» TASK TO COMPLETE:
Copy out all the records, word for word.
— start SUPPLIED MATERIAL —
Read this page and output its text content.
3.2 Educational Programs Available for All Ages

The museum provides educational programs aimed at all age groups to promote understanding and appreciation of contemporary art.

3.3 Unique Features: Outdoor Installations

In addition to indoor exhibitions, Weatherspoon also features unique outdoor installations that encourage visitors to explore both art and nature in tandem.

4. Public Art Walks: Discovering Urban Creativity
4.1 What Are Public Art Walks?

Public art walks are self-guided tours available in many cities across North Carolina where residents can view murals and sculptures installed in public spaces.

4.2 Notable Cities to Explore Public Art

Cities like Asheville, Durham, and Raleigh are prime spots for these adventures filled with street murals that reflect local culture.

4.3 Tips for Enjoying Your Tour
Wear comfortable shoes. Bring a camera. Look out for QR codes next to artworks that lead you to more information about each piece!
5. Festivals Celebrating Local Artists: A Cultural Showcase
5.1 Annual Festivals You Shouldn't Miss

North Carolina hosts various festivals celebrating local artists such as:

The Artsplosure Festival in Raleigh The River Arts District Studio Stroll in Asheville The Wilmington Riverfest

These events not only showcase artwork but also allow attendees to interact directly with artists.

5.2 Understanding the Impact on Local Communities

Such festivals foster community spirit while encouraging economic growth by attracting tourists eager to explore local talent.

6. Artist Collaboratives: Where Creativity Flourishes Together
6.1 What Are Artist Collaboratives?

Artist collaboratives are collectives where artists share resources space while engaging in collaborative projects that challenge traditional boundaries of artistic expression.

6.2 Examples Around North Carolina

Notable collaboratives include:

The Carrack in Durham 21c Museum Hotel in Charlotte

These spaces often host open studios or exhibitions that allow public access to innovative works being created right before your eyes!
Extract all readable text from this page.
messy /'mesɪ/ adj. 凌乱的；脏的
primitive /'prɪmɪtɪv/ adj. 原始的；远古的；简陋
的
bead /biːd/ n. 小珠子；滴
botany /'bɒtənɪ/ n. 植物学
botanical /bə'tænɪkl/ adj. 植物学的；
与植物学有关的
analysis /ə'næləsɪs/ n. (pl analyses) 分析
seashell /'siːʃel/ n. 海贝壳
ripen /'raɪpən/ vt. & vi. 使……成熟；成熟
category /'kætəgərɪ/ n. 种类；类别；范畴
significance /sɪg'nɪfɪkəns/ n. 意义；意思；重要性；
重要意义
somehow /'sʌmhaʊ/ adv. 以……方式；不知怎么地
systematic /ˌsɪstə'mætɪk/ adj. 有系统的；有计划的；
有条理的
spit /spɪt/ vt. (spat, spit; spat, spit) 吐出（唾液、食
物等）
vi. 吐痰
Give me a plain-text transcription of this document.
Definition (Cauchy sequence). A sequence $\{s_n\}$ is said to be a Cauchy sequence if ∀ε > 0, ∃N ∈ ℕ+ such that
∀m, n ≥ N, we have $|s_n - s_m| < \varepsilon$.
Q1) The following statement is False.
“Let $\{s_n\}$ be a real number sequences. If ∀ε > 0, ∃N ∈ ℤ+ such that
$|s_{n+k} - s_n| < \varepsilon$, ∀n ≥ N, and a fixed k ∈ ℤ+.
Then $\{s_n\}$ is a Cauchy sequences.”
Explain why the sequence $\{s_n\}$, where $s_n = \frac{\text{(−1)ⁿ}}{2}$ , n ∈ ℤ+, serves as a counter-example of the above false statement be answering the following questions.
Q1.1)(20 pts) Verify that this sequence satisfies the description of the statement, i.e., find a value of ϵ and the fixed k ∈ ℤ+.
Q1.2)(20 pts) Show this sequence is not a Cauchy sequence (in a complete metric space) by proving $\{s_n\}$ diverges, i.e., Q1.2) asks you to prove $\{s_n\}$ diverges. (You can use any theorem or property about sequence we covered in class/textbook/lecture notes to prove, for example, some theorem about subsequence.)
— end SUPPLIED MATERIAL —
» RESPONSE FOR THIS EXERCISE:
Read this page and output its text content.
3.2 Educational Programs Available for All Ages

The museum provides educational programs aimed at all age groups to promote understanding and appreciation of contemporary art.

3.3 Unique Features: Outdoor Installations

In addition to indoor exhibitions, Weatherspoon also features unique outdoor installations that encourage visitors to explore both art and nature in tandem.

4. Public Art Walks: Discovering Urban Creativity
4.1 What Are Public Art Walks?

Public art walks are self-guided tours available in many cities across North Carolina where residents can view murals and sculptures installed in public spaces.

4.2 Notable Cities to Explore Public Art

Cities like Asheville, Durham, and Raleigh are prime spots for these adventures filled with street murals that reflect local culture.

4.3 Tips for Enjoying Your Tour
Wear comfortable shoes. Bring a camera. Look out for QR codes next to artworks that lead you to more information about each piece!
5. Festivals Celebrating Local Artists: A Cultural Showcase
5.1 Annual Festivals You Shouldn't Miss

North Carolina hosts various festivals celebrating local artists such as:

The Artsplosure Festival in Raleigh The River Arts District Studio Stroll in Asheville The Wilmington Riverfest

These events not only showcase artwork but also allow attendees to interact directly with artists.

5.2 Understanding the Impact on Local Communities

Such festivals foster community spirit while encouraging economic growth by attracting tourists eager to explore local talent.

6. Artist Collaboratives: Where Creativity Flourishes Together
6.1 What Are Artist Collaboratives?

Artist collaboratives are collectives where artists share resources space while engaging in collaborative projects that challenge traditional boundaries of artistic expression.

6.2 Examples Around North Carolina

Notable collaboratives include:

The Carrack in Durham 21c Museum Hotel in Charlotte

These spaces often host open studios or exhibitions that allow public access to innovative works being created right before your eyes!
Extract all readable text from this page.
messy /'mesɪ/ adj. 凌乱的；脏的
primitive /'prɪmɪtɪv/ adj. 原始的；远古的；简陋
的
bead /biːd/ n. 小珠子；滴
botany /'bɒtənɪ/ n. 植物学
botanical /bə'tænɪkl/ adj. 植物学的；
与植物学有关的
analysis /ə'næləsɪs/ n. (pl analyses) 分析
seashell /'siːʃel/ n. 海贝壳
ripen /'raɪpən/ vt. & vi. 使……成熟；成熟
category /'kætəgərɪ/ n. 种类；类别；范畴
significance /sɪg'nɪfɪkəns/ n. 意义；意思；重要性；
重要意义
somehow /'sʌmhaʊ/ adv. 以……方式；不知怎么地
systematic /ˌsɪstə'mætɪk/ adj. 有系统的；有计划的；
有条理的
spit /spɪt/ vt. (spat, spit; spat, spit) 吐出（唾液、食
物等）
vi. 吐痰
Give me a plain-text transcription of this document.
Definition (Cauchy sequence). A sequence $\{s_n\}$ is said to be a Cauchy sequence if ∀ε > 0, ∃N ∈ ℕ+ such that
∀m, n ≥ N, we have $|s_n - s_m| < \varepsilon$.
Q1) The following statement is False.
“Let $\{s_n\}$ be a real number sequences. If ∀ε > 0, ∃N ∈ ℤ+ such that
$|s_{n+k} - s_n| < \varepsilon$, ∀n ≥ N, and a fixed k ∈ ℤ+.
Then $\{s_n\}$ is a Cauchy sequences.”
Explain why the sequence $\{s_n\}$, where $s_n = \frac{\text{(−1)ⁿ}}{2}$ , n ∈ ℤ+, serves as a counter-example of the above false statement be answering the following questions.
Q1.1)(20 pts) Verify that this sequence satisfies the description of the statement, i.e., find a value of ϵ and the fixed k ∈ ℤ+.
Q1.2)(20 pts) Show this sequence is not a Cauchy sequence (in a complete metric space) by proving $\{s_n\}$ diverges, i.e., Q1.2) asks you to prove $\{s_n\}$ diverges. (You can use any theorem or property about sequence we covered in class/textbook/lecture notes to prove, for example, some theorem about subsequence.)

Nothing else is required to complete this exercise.